#### STATED GOAL:
Look through the records below and collect all lines that hold the string "this".

#### RECORDS:
☆ ☆ ☆ ☆
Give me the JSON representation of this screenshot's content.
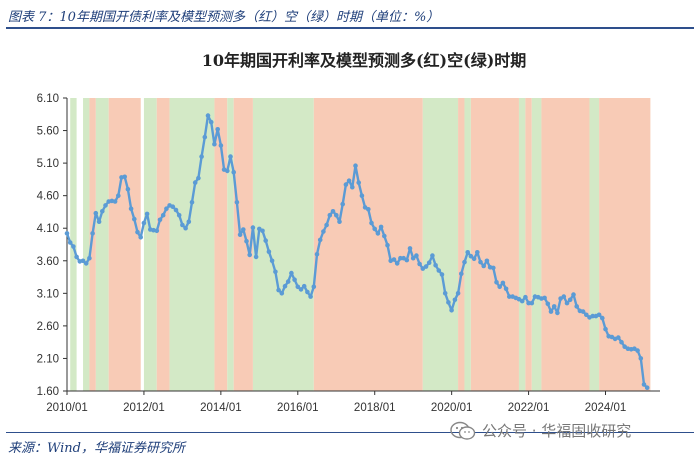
{
  "figure": {
    "title": "图表 7：10年期国开债利率及模型预测多（红）空（绿）时期（单位：%）",
    "source": "来源：Wind，华福证券研究所",
    "watermark": "公众号 · 华福固收研究",
    "watermark_icon": "wechat-icon"
  },
  "colors": {
    "line": "#5b9bd5",
    "red_period": "#f8cbb6",
    "green_period": "#d3e9c6",
    "axis": "#333333",
    "header": "#1f3f7a"
  },
  "chart_data": {
    "type": "line",
    "title": "10年期国开利率及模型预测多(红)空(绿)时期",
    "xlabel": "",
    "ylabel": "",
    "ylim": [
      1.6,
      6.1
    ],
    "yticks": [
      "6.10",
      "5.60",
      "5.10",
      "4.60",
      "4.10",
      "3.60",
      "3.10",
      "2.60",
      "2.10",
      "1.60"
    ],
    "xlim": [
      "2010-01",
      "2025-06"
    ],
    "xticks": [
      "2010/01",
      "2012/01",
      "2014/01",
      "2016/01",
      "2018/01",
      "2020/01",
      "2022/01",
      "2024/01"
    ],
    "grid": false,
    "legend": "none",
    "series": [
      {
        "x": [
          "2010-01",
          "2010-02",
          "2010-03",
          "2010-04",
          "2010-05",
          "2010-06",
          "2010-07",
          "2010-08",
          "2010-09",
          "2010-10",
          "2010-11",
          "2010-12",
          "2011-01",
          "2011-02",
          "2011-03",
          "2011-04",
          "2011-05",
          "2011-06",
          "2011-07",
          "2011-08",
          "2011-09",
          "2011-10",
          "2011-11",
          "2011-12",
          "2012-01",
          "2012-02",
          "2012-03",
          "2012-04",
          "2012-05",
          "2012-06",
          "2012-07",
          "2012-08",
          "2012-09",
          "2012-10",
          "2012-11",
          "2012-12",
          "2013-01",
          "2013-02",
          "2013-03",
          "2013-04",
          "2013-05",
          "2013-06",
          "2013-07",
          "2013-08",
          "2013-09",
          "2013-10",
          "2013-11",
          "2013-12",
          "2014-01",
          "2014-02",
          "2014-03",
          "2014-04",
          "2014-05",
          "2014-06",
          "2014-07",
          "2014-08",
          "2014-09",
          "2014-10",
          "2014-11",
          "2014-12",
          "2015-01",
          "2015-02",
          "2015-03",
          "2015-04",
          "2015-05",
          "2015-06",
          "2015-07",
          "2015-08",
          "2015-09",
          "2015-10",
          "2015-11",
          "2015-12",
          "2016-01",
          "2016-02",
          "2016-03",
          "2016-04",
          "2016-05",
          "2016-06",
          "2016-07",
          "2016-08",
          "2016-09",
          "2016-10",
          "2016-11",
          "2016-12",
          "2017-01",
          "2017-02",
          "2017-03",
          "2017-04",
          "2017-05",
          "2017-06",
          "2017-07",
          "2017-08",
          "2017-09",
          "2017-10",
          "2017-11",
          "2017-12",
          "2018-01",
          "2018-02",
          "2018-03",
          "2018-04",
          "2018-05",
          "2018-06",
          "2018-07",
          "2018-08",
          "2018-09",
          "2018-10",
          "2018-11",
          "2018-12",
          "2019-01",
          "2019-02",
          "2019-03",
          "2019-04",
          "2019-05",
          "2019-06",
          "2019-07",
          "2019-08",
          "2019-09",
          "2019-10",
          "2019-11",
          "2019-12",
          "2020-01",
          "2020-02",
          "2020-03",
          "2020-04",
          "2020-05",
          "2020-06",
          "2020-07",
          "2020-08",
          "2020-09",
          "2020-10",
          "2020-11",
          "2020-12",
          "2021-01",
          "2021-02",
          "2021-03",
          "2021-04",
          "2021-05",
          "2021-06",
          "2021-07",
          "2021-08",
          "2021-09",
          "2021-10",
          "2021-11",
          "2021-12",
          "2022-01",
          "2022-02",
          "2022-03",
          "2022-04",
          "2022-05",
          "2022-06",
          "2022-07",
          "2022-08",
          "2022-09",
          "2022-10",
          "2022-11",
          "2022-12",
          "2023-01",
          "2023-02",
          "2023-03",
          "2023-04",
          "2023-05",
          "2023-06",
          "2023-07",
          "2023-08",
          "2023-09",
          "2023-10",
          "2023-11",
          "2023-12",
          "2024-01",
          "2024-02",
          "2024-03",
          "2024-04",
          "2024-05",
          "2024-06",
          "2024-07",
          "2024-08",
          "2024-09",
          "2024-10",
          "2024-11",
          "2024-12",
          "2025-01",
          "2025-02"
        ],
        "y": [
          4.02,
          3.88,
          3.82,
          3.66,
          3.59,
          3.6,
          3.56,
          3.64,
          4.02,
          4.33,
          4.2,
          4.36,
          4.45,
          4.51,
          4.52,
          4.51,
          4.6,
          4.88,
          4.89,
          4.7,
          4.4,
          4.24,
          4.04,
          3.96,
          4.18,
          4.32,
          4.08,
          4.07,
          4.06,
          4.23,
          4.3,
          4.4,
          4.45,
          4.43,
          4.38,
          4.3,
          4.15,
          4.1,
          4.2,
          4.5,
          4.8,
          4.87,
          5.2,
          5.5,
          5.83,
          5.73,
          5.39,
          5.62,
          5.37,
          5.0,
          4.98,
          5.2,
          4.96,
          4.5,
          4.0,
          4.08,
          3.9,
          3.69,
          4.11,
          3.66,
          4.09,
          4.06,
          3.91,
          3.74,
          3.6,
          3.43,
          3.15,
          3.1,
          3.21,
          3.28,
          3.41,
          3.31,
          3.2,
          3.16,
          3.21,
          3.12,
          3.05,
          3.2,
          3.7,
          3.92,
          4.05,
          4.15,
          4.3,
          4.36,
          4.3,
          4.2,
          4.47,
          4.77,
          4.83,
          4.73,
          5.06,
          4.8,
          4.6,
          4.42,
          4.39,
          4.18,
          4.09,
          4.02,
          4.12,
          3.98,
          3.84,
          3.6,
          3.62,
          3.56,
          3.64,
          3.64,
          3.61,
          3.79,
          3.64,
          3.68,
          3.55,
          3.48,
          3.51,
          3.57,
          3.68,
          3.53,
          3.45,
          3.39,
          3.1,
          2.96,
          2.84,
          3.0,
          3.1,
          3.4,
          3.58,
          3.73,
          3.67,
          3.63,
          3.73,
          3.58,
          3.52,
          3.6,
          3.5,
          3.49,
          3.27,
          3.2,
          3.26,
          3.17,
          3.05,
          3.05,
          3.03,
          3.01,
          2.98,
          3.04,
          2.95,
          2.95,
          3.05,
          3.04,
          3.02,
          3.03,
          2.94,
          2.82,
          2.9,
          2.8,
          3.02,
          3.05,
          2.95,
          3.0,
          3.08,
          2.9,
          2.83,
          2.82,
          2.77,
          2.73,
          2.75,
          2.75,
          2.77,
          2.72,
          2.55,
          2.44,
          2.43,
          2.4,
          2.42,
          2.35,
          2.28,
          2.25,
          2.24,
          2.25,
          2.22,
          2.1,
          1.7,
          1.65
        ]
      }
    ],
    "periods": [
      {
        "kind": "green",
        "start": "2010-02",
        "end": "2010-04"
      },
      {
        "kind": "green",
        "start": "2010-06",
        "end": "2010-08"
      },
      {
        "kind": "red",
        "start": "2010-08",
        "end": "2010-10"
      },
      {
        "kind": "green",
        "start": "2010-10",
        "end": "2011-02"
      },
      {
        "kind": "red",
        "start": "2011-02",
        "end": "2011-12"
      },
      {
        "kind": "green",
        "start": "2012-01",
        "end": "2012-05"
      },
      {
        "kind": "red",
        "start": "2012-05",
        "end": "2012-09"
      },
      {
        "kind": "green",
        "start": "2012-09",
        "end": "2013-11"
      },
      {
        "kind": "red",
        "start": "2013-11",
        "end": "2014-03"
      },
      {
        "kind": "green",
        "start": "2014-03",
        "end": "2014-05"
      },
      {
        "kind": "red",
        "start": "2014-05",
        "end": "2014-11"
      },
      {
        "kind": "green",
        "start": "2014-11",
        "end": "2016-06"
      },
      {
        "kind": "red",
        "start": "2016-06",
        "end": "2019-04"
      },
      {
        "kind": "green",
        "start": "2019-04",
        "end": "2020-03"
      },
      {
        "kind": "red",
        "start": "2020-03",
        "end": "2020-05"
      },
      {
        "kind": "green",
        "start": "2020-05",
        "end": "2020-07"
      },
      {
        "kind": "red",
        "start": "2020-07",
        "end": "2021-10"
      },
      {
        "kind": "green",
        "start": "2021-10",
        "end": "2021-12"
      },
      {
        "kind": "red",
        "start": "2021-12",
        "end": "2022-02"
      },
      {
        "kind": "green",
        "start": "2022-02",
        "end": "2022-05"
      },
      {
        "kind": "red",
        "start": "2022-05",
        "end": "2023-08"
      },
      {
        "kind": "green",
        "start": "2023-08",
        "end": "2023-11"
      },
      {
        "kind": "red",
        "start": "2023-11",
        "end": "2025-03"
      }
    ]
  }
}
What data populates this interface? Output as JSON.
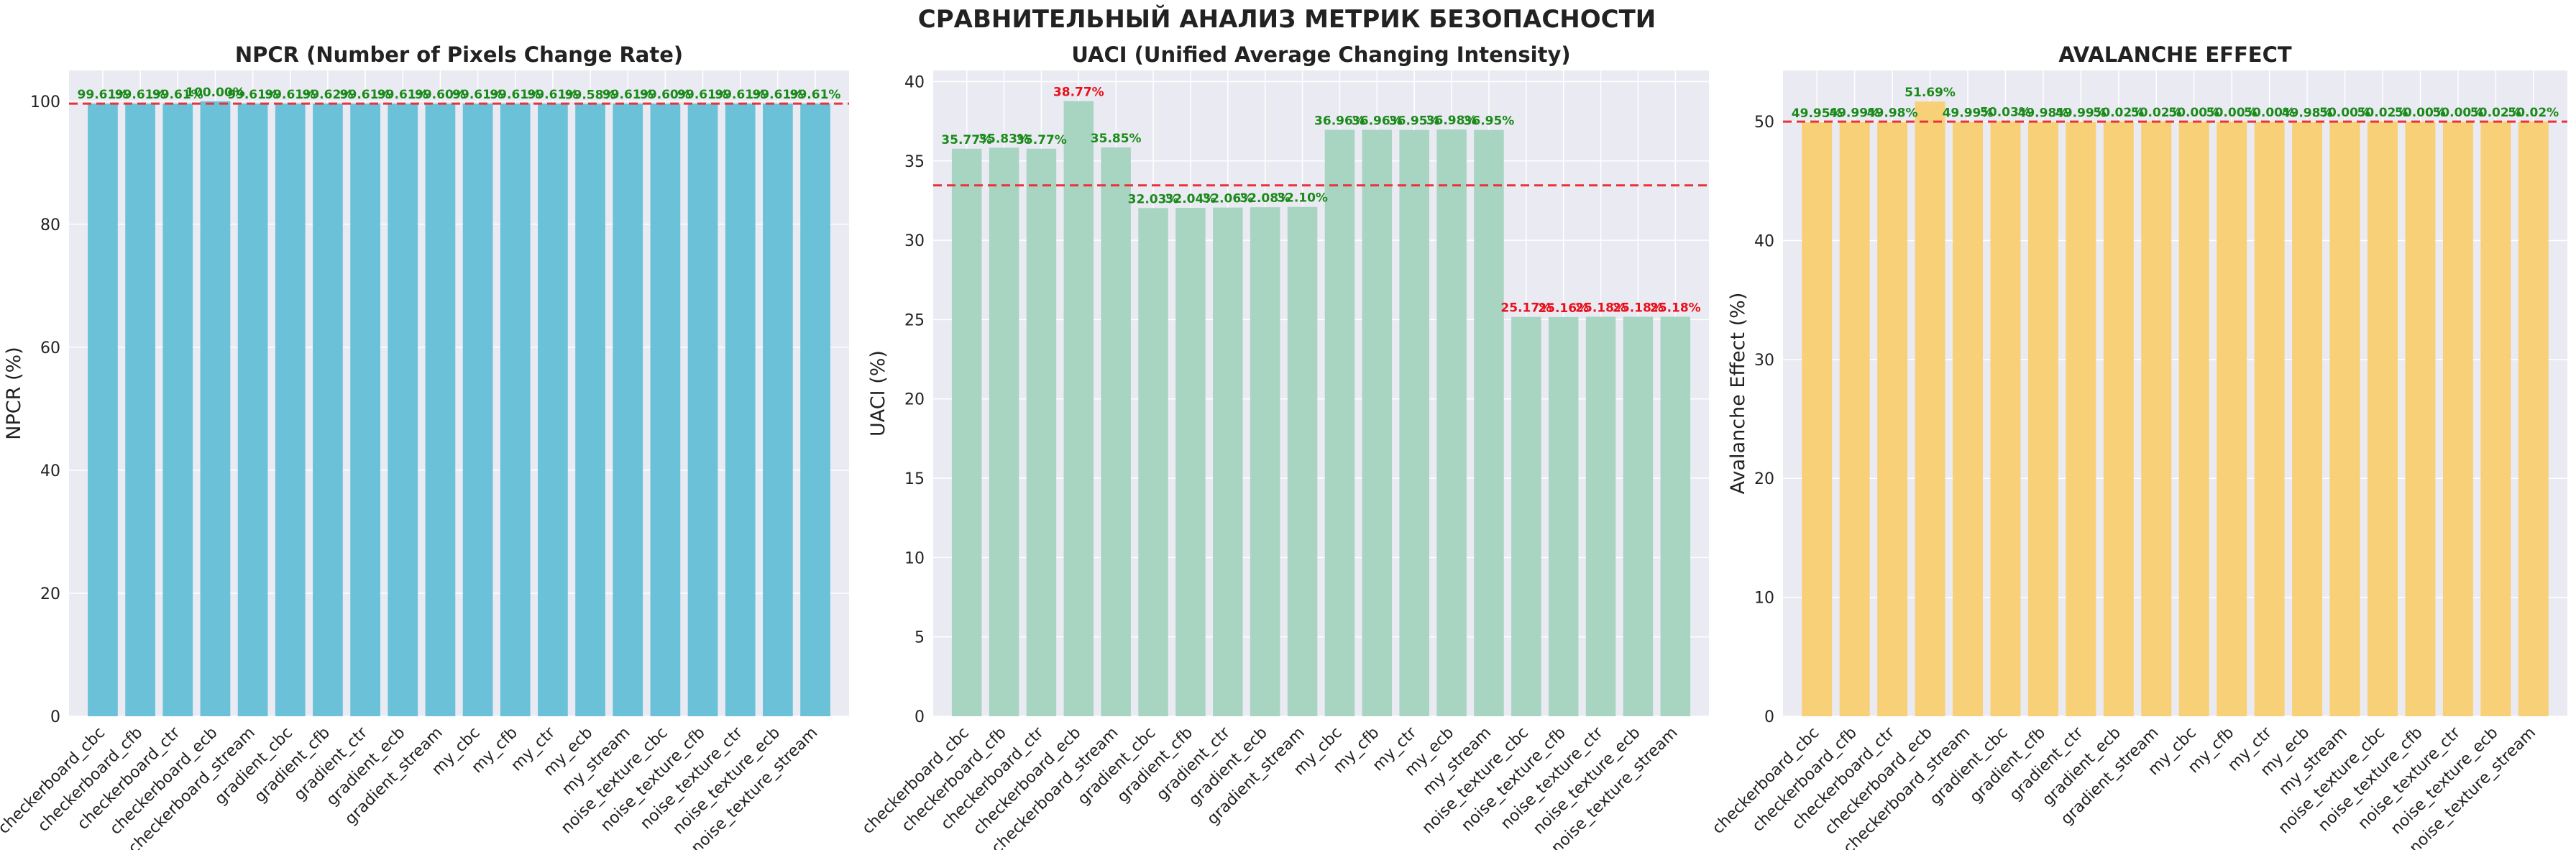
☆ ☆ ☆ ☆
#### SOLVED EXERCISE:
Give me the JSON representation of this screenshot's content.
What data populates this interface? Output as JSON.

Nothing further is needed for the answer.